(Records)
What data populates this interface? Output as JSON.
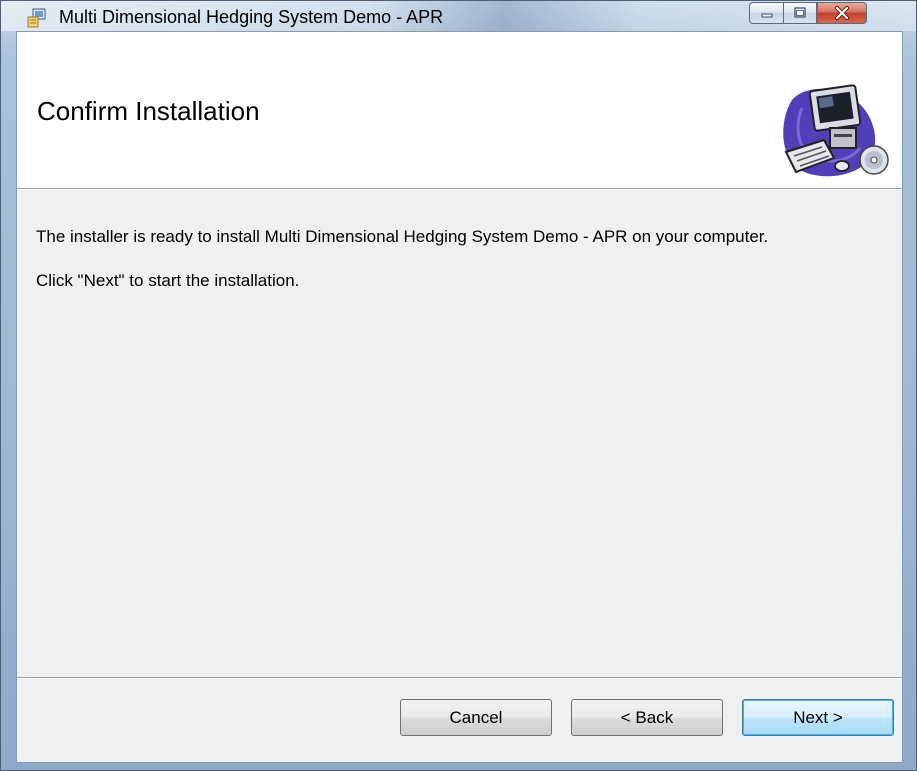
{
  "window": {
    "title": "Multi Dimensional Hedging System Demo - APR",
    "minimize_icon": "minimize-icon",
    "maximize_icon": "maximize-icon",
    "close_icon": "close-icon",
    "app_icon": "installer-icon"
  },
  "banner": {
    "title": "Confirm Installation",
    "art_icon": "computer-cd-illustration"
  },
  "body": {
    "line1": "The installer is ready to install Multi Dimensional Hedging System Demo - APR on your computer.",
    "line2": "Click \"Next\" to start the installation."
  },
  "buttons": {
    "cancel": "Cancel",
    "back": "< Back",
    "next": "Next >"
  },
  "colors": {
    "client_bg": "#f0f0f0",
    "banner_bg": "#ffffff",
    "close_red": "#c2402a",
    "default_button_blue": "#48b0e8"
  }
}
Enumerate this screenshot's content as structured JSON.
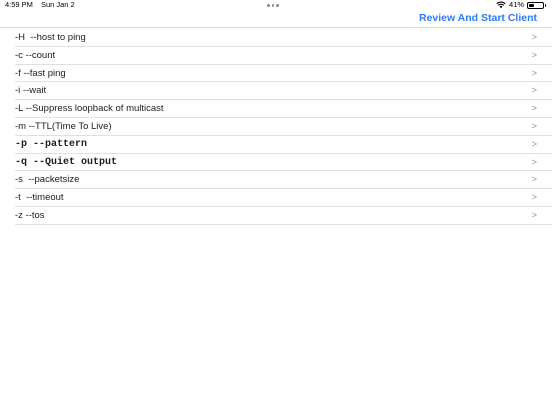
{
  "status_bar": {
    "time": "4:59 PM",
    "date": "Sun Jan 2",
    "battery_text": "41%",
    "battery_level": 0.41,
    "wifi_icon": "wifi-icon",
    "battery_icon": "battery-icon"
  },
  "nav": {
    "action_label": "Review And Start Client"
  },
  "options": [
    {
      "label": "-H  --host to ping",
      "chevron": ">"
    },
    {
      "label": "-c --count",
      "chevron": ">"
    },
    {
      "label": "-f --fast ping",
      "chevron": ">"
    },
    {
      "label": "-i --wait",
      "chevron": ">"
    },
    {
      "label": "-L --Suppress loopback of multicast",
      "chevron": ">"
    },
    {
      "label": "-m --TTL(Time To Live)",
      "chevron": ">"
    },
    {
      "label": "-p --pattern",
      "chevron": ">"
    },
    {
      "label": "-q --Quiet output",
      "chevron": ">"
    },
    {
      "label": "-s  --packetsize",
      "chevron": ">"
    },
    {
      "label": "-t  --timeout",
      "chevron": ">"
    },
    {
      "label": "-z --tos",
      "chevron": ">"
    }
  ],
  "colors": {
    "accent": "#2b7cf6",
    "separator": "#e0e0e4",
    "chevron": "#8e8e93"
  }
}
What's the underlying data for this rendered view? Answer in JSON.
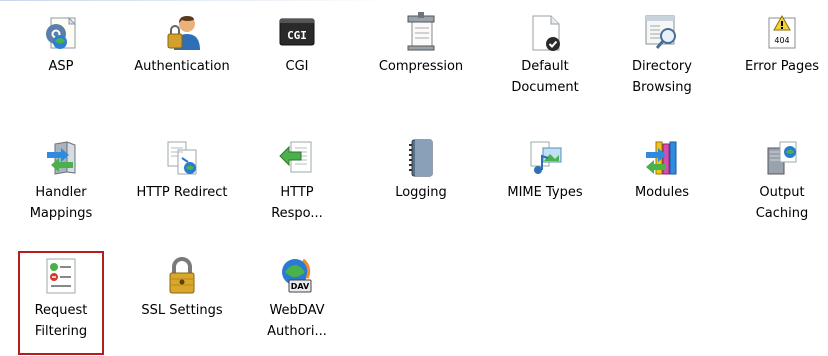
{
  "features": [
    {
      "label": "ASP",
      "icon": "asp-icon"
    },
    {
      "label": "Authentication",
      "icon": "authentication-icon"
    },
    {
      "label": "CGI",
      "icon": "cgi-icon",
      "icon_text": "CGI"
    },
    {
      "label": "Compression",
      "icon": "compression-icon"
    },
    {
      "label": "Default\nDocument",
      "icon": "default-document-icon"
    },
    {
      "label": "Directory\nBrowsing",
      "icon": "directory-browsing-icon"
    },
    {
      "label": "Error Pages",
      "icon": "error-pages-icon",
      "icon_text": "404"
    },
    {
      "label": "Handler\nMappings",
      "icon": "handler-mappings-icon"
    },
    {
      "label": "HTTP Redirect",
      "icon": "http-redirect-icon"
    },
    {
      "label": "HTTP\nRespo...",
      "icon": "http-response-headers-icon"
    },
    {
      "label": "Logging",
      "icon": "logging-icon"
    },
    {
      "label": "MIME Types",
      "icon": "mime-types-icon"
    },
    {
      "label": "Modules",
      "icon": "modules-icon"
    },
    {
      "label": "Output\nCaching",
      "icon": "output-caching-icon"
    },
    {
      "label": "Request\nFiltering",
      "icon": "request-filtering-icon",
      "selected": true
    },
    {
      "label": "SSL Settings",
      "icon": "ssl-settings-icon"
    },
    {
      "label": "WebDAV\nAuthori...",
      "icon": "webdav-authoring-icon",
      "icon_text": "DAV"
    }
  ],
  "colors": {
    "selection_border": "#b41e1e"
  }
}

AIM:
Search the records for the word "installer" and copy every line where it occurs.

THE SOLUTION:
    "app_icon": "installer-icon"
    "line1": "The installer is ready to install Multi Dimensional Hedging System Demo - APR on your computer.",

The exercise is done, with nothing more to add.